» Task statement
Transcribe each record exactly. Include every one.
## begin
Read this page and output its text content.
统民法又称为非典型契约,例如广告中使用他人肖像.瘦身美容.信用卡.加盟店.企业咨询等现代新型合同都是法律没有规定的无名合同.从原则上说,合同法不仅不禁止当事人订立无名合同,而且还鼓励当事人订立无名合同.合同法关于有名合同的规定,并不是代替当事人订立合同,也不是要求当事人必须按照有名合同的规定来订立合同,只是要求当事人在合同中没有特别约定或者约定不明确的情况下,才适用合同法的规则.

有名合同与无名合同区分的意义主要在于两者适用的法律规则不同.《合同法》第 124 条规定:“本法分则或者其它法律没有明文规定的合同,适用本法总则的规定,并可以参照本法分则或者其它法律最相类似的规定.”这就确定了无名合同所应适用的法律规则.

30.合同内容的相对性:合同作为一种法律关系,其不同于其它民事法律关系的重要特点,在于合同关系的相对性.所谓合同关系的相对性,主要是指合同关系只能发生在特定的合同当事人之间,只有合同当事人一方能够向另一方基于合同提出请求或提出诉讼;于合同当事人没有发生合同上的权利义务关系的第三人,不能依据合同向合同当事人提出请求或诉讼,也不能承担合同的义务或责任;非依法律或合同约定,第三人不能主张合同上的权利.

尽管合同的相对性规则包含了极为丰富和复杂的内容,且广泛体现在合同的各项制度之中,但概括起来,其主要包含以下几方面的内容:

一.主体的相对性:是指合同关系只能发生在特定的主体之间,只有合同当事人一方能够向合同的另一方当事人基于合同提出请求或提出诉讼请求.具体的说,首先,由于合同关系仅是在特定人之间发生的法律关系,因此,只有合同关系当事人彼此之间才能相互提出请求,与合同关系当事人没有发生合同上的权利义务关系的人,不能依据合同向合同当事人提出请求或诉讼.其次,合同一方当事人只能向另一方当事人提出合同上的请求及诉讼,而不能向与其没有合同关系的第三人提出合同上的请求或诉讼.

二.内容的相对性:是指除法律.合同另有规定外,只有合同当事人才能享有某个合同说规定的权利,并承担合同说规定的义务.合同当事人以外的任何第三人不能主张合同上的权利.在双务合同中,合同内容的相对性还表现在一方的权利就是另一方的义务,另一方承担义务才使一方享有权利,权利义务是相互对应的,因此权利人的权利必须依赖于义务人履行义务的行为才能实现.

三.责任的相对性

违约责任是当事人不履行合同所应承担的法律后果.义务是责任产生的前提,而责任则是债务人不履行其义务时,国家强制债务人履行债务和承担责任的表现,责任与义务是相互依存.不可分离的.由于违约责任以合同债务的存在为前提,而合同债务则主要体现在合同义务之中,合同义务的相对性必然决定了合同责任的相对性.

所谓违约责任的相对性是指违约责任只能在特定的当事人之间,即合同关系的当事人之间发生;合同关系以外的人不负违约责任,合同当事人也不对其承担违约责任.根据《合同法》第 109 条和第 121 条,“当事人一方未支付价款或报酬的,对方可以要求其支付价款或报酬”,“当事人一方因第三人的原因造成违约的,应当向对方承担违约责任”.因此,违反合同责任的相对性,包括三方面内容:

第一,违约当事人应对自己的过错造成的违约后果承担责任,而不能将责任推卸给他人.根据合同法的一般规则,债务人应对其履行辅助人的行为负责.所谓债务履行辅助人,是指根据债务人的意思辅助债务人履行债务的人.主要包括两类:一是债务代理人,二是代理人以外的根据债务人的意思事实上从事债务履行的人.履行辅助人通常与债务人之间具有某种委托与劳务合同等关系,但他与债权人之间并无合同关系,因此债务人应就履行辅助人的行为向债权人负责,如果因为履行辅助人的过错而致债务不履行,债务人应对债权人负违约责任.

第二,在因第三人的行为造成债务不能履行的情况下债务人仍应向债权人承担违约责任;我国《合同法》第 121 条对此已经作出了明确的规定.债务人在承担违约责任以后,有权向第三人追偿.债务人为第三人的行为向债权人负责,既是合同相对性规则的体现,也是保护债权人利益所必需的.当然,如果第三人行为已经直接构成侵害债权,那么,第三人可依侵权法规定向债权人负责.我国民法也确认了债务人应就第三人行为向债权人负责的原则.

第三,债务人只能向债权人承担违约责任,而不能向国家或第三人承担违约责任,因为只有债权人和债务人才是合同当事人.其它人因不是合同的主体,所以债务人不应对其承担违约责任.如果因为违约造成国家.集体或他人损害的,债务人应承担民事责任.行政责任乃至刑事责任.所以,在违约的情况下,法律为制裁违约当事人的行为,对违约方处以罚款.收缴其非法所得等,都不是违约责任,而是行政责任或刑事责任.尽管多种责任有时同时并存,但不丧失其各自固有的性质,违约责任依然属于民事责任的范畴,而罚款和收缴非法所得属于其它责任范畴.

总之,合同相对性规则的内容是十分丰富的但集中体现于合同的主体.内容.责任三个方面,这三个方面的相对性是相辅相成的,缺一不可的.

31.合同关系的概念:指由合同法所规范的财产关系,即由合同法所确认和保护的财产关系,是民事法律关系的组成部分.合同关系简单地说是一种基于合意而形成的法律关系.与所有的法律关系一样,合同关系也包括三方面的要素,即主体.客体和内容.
## end
» Complete output
Read this page and output its text content.
统民法又称为非典型契约,例如广告中使用他人肖像.瘦身美容.信用卡.加盟店.企业咨询等现代新型合同都是法律没有规定的无名合同.从原则上说,合同法不仅不禁止当事人订立无名合同,而且还鼓励当事人订立无名合同.合同法关于有名合同的规定,并不是代替当事人订立合同,也不是要求当事人必须按照有名合同的规定来订立合同,只是要求当事人在合同中没有特别约定或者约定不明确的情况下,才适用合同法的规则.

有名合同与无名合同区分的意义主要在于两者适用的法律规则不同.《合同法》第 124 条规定:“本法分则或者其它法律没有明文规定的合同,适用本法总则的规定,并可以参照本法分则或者其它法律最相类似的规定.”这就确定了无名合同所应适用的法律规则.

30.合同内容的相对性:合同作为一种法律关系,其不同于其它民事法律关系的重要特点,在于合同关系的相对性.所谓合同关系的相对性,主要是指合同关系只能发生在特定的合同当事人之间,只有合同当事人一方能够向另一方基于合同提出请求或提出诉讼;于合同当事人没有发生合同上的权利义务关系的第三人,不能依据合同向合同当事人提出请求或诉讼,也不能承担合同的义务或责任;非依法律或合同约定,第三人不能主张合同上的权利.

尽管合同的相对性规则包含了极为丰富和复杂的内容,且广泛体现在合同的各项制度之中,但概括起来,其主要包含以下几方面的内容:

一.主体的相对性:是指合同关系只能发生在特定的主体之间,只有合同当事人一方能够向合同的另一方当事人基于合同提出请求或提出诉讼请求.具体的说,首先,由于合同关系仅是在特定人之间发生的法律关系,因此,只有合同关系当事人彼此之间才能相互提出请求,与合同关系当事人没有发生合同上的权利义务关系的人,不能依据合同向合同当事人提出请求或诉讼.其次,合同一方当事人只能向另一方当事人提出合同上的请求及诉讼,而不能向与其没有合同关系的第三人提出合同上的请求或诉讼.

二.内容的相对性:是指除法律.合同另有规定外,只有合同当事人才能享有某个合同说规定的权利,并承担合同说规定的义务.合同当事人以外的任何第三人不能主张合同上的权利.在双务合同中,合同内容的相对性还表现在一方的权利就是另一方的义务,另一方承担义务才使一方享有权利,权利义务是相互对应的,因此权利人的权利必须依赖于义务人履行义务的行为才能实现.

三.责任的相对性

违约责任是当事人不履行合同所应承担的法律后果.义务是责任产生的前提,而责任则是债务人不履行其义务时,国家强制债务人履行债务和承担责任的表现,责任与义务是相互依存.不可分离的.由于违约责任以合同债务的存在为前提,而合同债务则主要体现在合同义务之中,合同义务的相对性必然决定了合同责任的相对性.

所谓违约责任的相对性是指违约责任只能在特定的当事人之间,即合同关系的当事人之间发生;合同关系以外的人不负违约责任,合同当事人也不对其承担违约责任.根据《合同法》第 109 条和第 121 条,“当事人一方未支付价款或报酬的,对方可以要求其支付价款或报酬”,“当事人一方因第三人的原因造成违约的,应当向对方承担违约责任”.因此,违反合同责任的相对性,包括三方面内容:

第一,违约当事人应对自己的过错造成的违约后果承担责任,而不能将责任推卸给他人.根据合同法的一般规则,债务人应对其履行辅助人的行为负责.所谓债务履行辅助人,是指根据债务人的意思辅助债务人履行债务的人.主要包括两类:一是债务代理人,二是代理人以外的根据债务人的意思事实上从事债务履行的人.履行辅助人通常与债务人之间具有某种委托与劳务合同等关系,但他与债权人之间并无合同关系,因此债务人应就履行辅助人的行为向债权人负责,如果因为履行辅助人的过错而致债务不履行,债务人应对债权人负违约责任.

第二,在因第三人的行为造成债务不能履行的情况下债务人仍应向债权人承担违约责任;我国《合同法》第 121 条对此已经作出了明确的规定.债务人在承担违约责任以后,有权向第三人追偿.债务人为第三人的行为向债权人负责,既是合同相对性规则的体现,也是保护债权人利益所必需的.当然,如果第三人行为已经直接构成侵害债权,那么,第三人可依侵权法规定向债权人负责.我国民法也确认了债务人应就第三人行为向债权人负责的原则.

第三,债务人只能向债权人承担违约责任,而不能向国家或第三人承担违约责任,因为只有债权人和债务人才是合同当事人.其它人因不是合同的主体,所以债务人不应对其承担违约责任.如果因为违约造成国家.集体或他人损害的,债务人应承担民事责任.行政责任乃至刑事责任.所以,在违约的情况下,法律为制裁违约当事人的行为,对违约方处以罚款.收缴其非法所得等,都不是违约责任,而是行政责任或刑事责任.尽管多种责任有时同时并存,但不丧失其各自固有的性质,违约责任依然属于民事责任的范畴,而罚款和收缴非法所得属于其它责任范畴.

总之,合同相对性规则的内容是十分丰富的但集中体现于合同的主体.内容.责任三个方面,这三个方面的相对性是相辅相成的,缺一不可的.

31.合同关系的概念:指由合同法所规范的财产关系,即由合同法所确认和保护的财产关系,是民事法律关系的组成部分.合同关系简单地说是一种基于合意而形成的法律关系.与所有的法律关系一样,合同关系也包括三方面的要素,即主体.客体和内容.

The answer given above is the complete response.